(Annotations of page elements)
[Begin]
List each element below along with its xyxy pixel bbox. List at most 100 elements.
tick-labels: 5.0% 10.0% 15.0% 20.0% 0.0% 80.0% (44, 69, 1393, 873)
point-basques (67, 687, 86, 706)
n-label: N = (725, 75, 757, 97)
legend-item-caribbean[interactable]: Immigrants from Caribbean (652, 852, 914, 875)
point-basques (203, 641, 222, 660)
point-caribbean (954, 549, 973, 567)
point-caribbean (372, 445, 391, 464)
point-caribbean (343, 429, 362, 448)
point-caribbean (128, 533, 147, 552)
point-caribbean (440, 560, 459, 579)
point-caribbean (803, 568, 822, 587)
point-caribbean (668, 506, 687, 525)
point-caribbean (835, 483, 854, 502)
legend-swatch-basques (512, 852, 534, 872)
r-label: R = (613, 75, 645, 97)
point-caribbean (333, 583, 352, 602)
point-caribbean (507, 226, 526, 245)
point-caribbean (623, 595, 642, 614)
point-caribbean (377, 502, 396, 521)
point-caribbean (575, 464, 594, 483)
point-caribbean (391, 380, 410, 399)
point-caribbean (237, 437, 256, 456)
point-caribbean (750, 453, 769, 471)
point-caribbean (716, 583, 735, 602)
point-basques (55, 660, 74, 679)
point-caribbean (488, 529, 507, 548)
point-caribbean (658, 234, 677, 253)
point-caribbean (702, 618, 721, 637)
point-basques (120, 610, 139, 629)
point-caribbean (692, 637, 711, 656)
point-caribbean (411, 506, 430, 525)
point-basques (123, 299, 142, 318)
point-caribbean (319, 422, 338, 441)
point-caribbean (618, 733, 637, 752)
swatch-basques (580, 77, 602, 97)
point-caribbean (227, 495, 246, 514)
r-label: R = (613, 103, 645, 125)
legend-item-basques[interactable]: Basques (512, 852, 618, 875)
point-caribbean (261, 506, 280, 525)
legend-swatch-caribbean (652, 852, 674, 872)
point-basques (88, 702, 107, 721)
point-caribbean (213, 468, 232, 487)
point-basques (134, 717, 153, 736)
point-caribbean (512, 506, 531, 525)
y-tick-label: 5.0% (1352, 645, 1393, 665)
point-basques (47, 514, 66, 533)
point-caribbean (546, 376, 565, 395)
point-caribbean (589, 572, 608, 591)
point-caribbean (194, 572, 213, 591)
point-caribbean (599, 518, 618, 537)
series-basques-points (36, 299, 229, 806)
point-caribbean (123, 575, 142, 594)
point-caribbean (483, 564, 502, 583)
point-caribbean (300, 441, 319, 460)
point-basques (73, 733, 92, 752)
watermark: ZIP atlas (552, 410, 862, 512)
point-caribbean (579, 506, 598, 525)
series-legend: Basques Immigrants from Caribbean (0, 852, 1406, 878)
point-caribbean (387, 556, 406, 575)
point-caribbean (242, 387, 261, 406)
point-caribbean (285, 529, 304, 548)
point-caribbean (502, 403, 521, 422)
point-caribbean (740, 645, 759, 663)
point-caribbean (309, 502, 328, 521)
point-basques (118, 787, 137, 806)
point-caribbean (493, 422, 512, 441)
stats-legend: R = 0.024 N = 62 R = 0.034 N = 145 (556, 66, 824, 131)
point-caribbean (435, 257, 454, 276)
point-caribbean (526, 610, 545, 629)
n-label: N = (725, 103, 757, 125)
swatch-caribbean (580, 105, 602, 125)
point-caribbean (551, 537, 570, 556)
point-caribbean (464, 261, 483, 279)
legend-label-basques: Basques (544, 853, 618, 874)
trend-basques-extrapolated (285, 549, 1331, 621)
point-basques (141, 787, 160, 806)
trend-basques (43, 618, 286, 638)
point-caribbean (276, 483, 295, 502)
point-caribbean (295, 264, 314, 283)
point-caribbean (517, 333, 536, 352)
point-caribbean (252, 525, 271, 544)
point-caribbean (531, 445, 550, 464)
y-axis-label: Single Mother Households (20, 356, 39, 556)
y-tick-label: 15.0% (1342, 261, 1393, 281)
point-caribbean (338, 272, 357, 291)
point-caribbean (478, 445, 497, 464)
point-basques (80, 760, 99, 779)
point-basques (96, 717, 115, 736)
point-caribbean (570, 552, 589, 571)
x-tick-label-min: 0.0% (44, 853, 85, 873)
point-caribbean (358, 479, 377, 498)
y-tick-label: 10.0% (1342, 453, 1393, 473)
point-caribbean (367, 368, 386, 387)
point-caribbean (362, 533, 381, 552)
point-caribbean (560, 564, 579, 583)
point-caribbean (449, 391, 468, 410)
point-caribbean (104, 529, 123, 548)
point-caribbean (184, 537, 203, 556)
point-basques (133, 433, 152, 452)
[End]
### To do
Quote every item above word for word, line for line.

### Worked solution
List each element below along with its xyxy pixel bbox. List at most 100 elements.
tick-labels: 5.0% 10.0% 15.0% 20.0% 0.0% 80.0% (44, 69, 1393, 873)
point-basques (67, 687, 86, 706)
n-label: N = (725, 75, 757, 97)
legend-item-caribbean[interactable]: Immigrants from Caribbean (652, 852, 914, 875)
point-basques (203, 641, 222, 660)
point-caribbean (954, 549, 973, 567)
point-caribbean (372, 445, 391, 464)
point-caribbean (343, 429, 362, 448)
point-caribbean (128, 533, 147, 552)
point-caribbean (440, 560, 459, 579)
point-caribbean (803, 568, 822, 587)
point-caribbean (668, 506, 687, 525)
point-caribbean (835, 483, 854, 502)
legend-swatch-basques (512, 852, 534, 872)
r-label: R = (613, 75, 645, 97)
point-caribbean (333, 583, 352, 602)
point-caribbean (507, 226, 526, 245)
point-caribbean (623, 595, 642, 614)
point-caribbean (377, 502, 396, 521)
point-caribbean (575, 464, 594, 483)
point-caribbean (391, 380, 410, 399)
point-caribbean (237, 437, 256, 456)
point-caribbean (750, 453, 769, 471)
point-caribbean (716, 583, 735, 602)
point-basques (55, 660, 74, 679)
point-caribbean (488, 529, 507, 548)
point-caribbean (658, 234, 677, 253)
point-caribbean (702, 618, 721, 637)
point-basques (120, 610, 139, 629)
point-caribbean (692, 637, 711, 656)
point-caribbean (411, 506, 430, 525)
point-basques (123, 299, 142, 318)
point-caribbean (319, 422, 338, 441)
point-caribbean (618, 733, 637, 752)
swatch-basques (580, 77, 602, 97)
point-caribbean (227, 495, 246, 514)
r-label: R = (613, 103, 645, 125)
legend-item-basques[interactable]: Basques (512, 852, 618, 875)
point-caribbean (261, 506, 280, 525)
legend-swatch-caribbean (652, 852, 674, 872)
point-basques (88, 702, 107, 721)
point-caribbean (213, 468, 232, 487)
point-basques (134, 717, 153, 736)
point-caribbean (512, 506, 531, 525)
y-tick-label: 5.0% (1352, 645, 1393, 665)
point-basques (47, 514, 66, 533)
point-caribbean (546, 376, 565, 395)
point-caribbean (589, 572, 608, 591)
point-caribbean (194, 572, 213, 591)
point-caribbean (599, 518, 618, 537)
series-basques-points (36, 299, 229, 806)
point-caribbean (123, 575, 142, 594)
point-caribbean (483, 564, 502, 583)
point-caribbean (300, 441, 319, 460)
point-basques (73, 733, 92, 752)
watermark: ZIP atlas (552, 410, 862, 512)
point-caribbean (579, 506, 598, 525)
series-legend: Basques Immigrants from Caribbean (0, 852, 1406, 878)
point-caribbean (387, 556, 406, 575)
point-caribbean (242, 387, 261, 406)
point-caribbean (285, 529, 304, 548)
point-caribbean (502, 403, 521, 422)
point-caribbean (740, 645, 759, 663)
point-caribbean (309, 502, 328, 521)
point-basques (118, 787, 137, 806)
point-caribbean (493, 422, 512, 441)
stats-legend: R = 0.024 N = 62 R = 0.034 N = 145 (556, 66, 824, 131)
point-caribbean (435, 257, 454, 276)
point-caribbean (526, 610, 545, 629)
n-label: N = (725, 103, 757, 125)
swatch-caribbean (580, 105, 602, 125)
point-caribbean (551, 537, 570, 556)
point-caribbean (464, 261, 483, 279)
legend-label-basques: Basques (544, 853, 618, 874)
trend-basques-extrapolated (285, 549, 1331, 621)
point-basques (141, 787, 160, 806)
trend-basques (43, 618, 286, 638)
point-caribbean (276, 483, 295, 502)
point-caribbean (295, 264, 314, 283)
point-caribbean (517, 333, 536, 352)
point-caribbean (252, 525, 271, 544)
point-caribbean (531, 445, 550, 464)
y-axis-label: Single Mother Households (20, 356, 39, 556)
y-tick-label: 15.0% (1342, 261, 1393, 281)
point-caribbean (338, 272, 357, 291)
point-caribbean (478, 445, 497, 464)
point-basques (80, 760, 99, 779)
point-basques (96, 717, 115, 736)
point-caribbean (570, 552, 589, 571)
x-tick-label-min: 0.0% (44, 853, 85, 873)
point-caribbean (358, 479, 377, 498)
y-tick-label: 10.0% (1342, 453, 1393, 473)
point-caribbean (367, 368, 386, 387)
point-caribbean (362, 533, 381, 552)
point-caribbean (560, 564, 579, 583)
point-caribbean (449, 391, 468, 410)
point-caribbean (104, 529, 123, 548)
point-caribbean (184, 537, 203, 556)
point-basques (133, 433, 152, 452)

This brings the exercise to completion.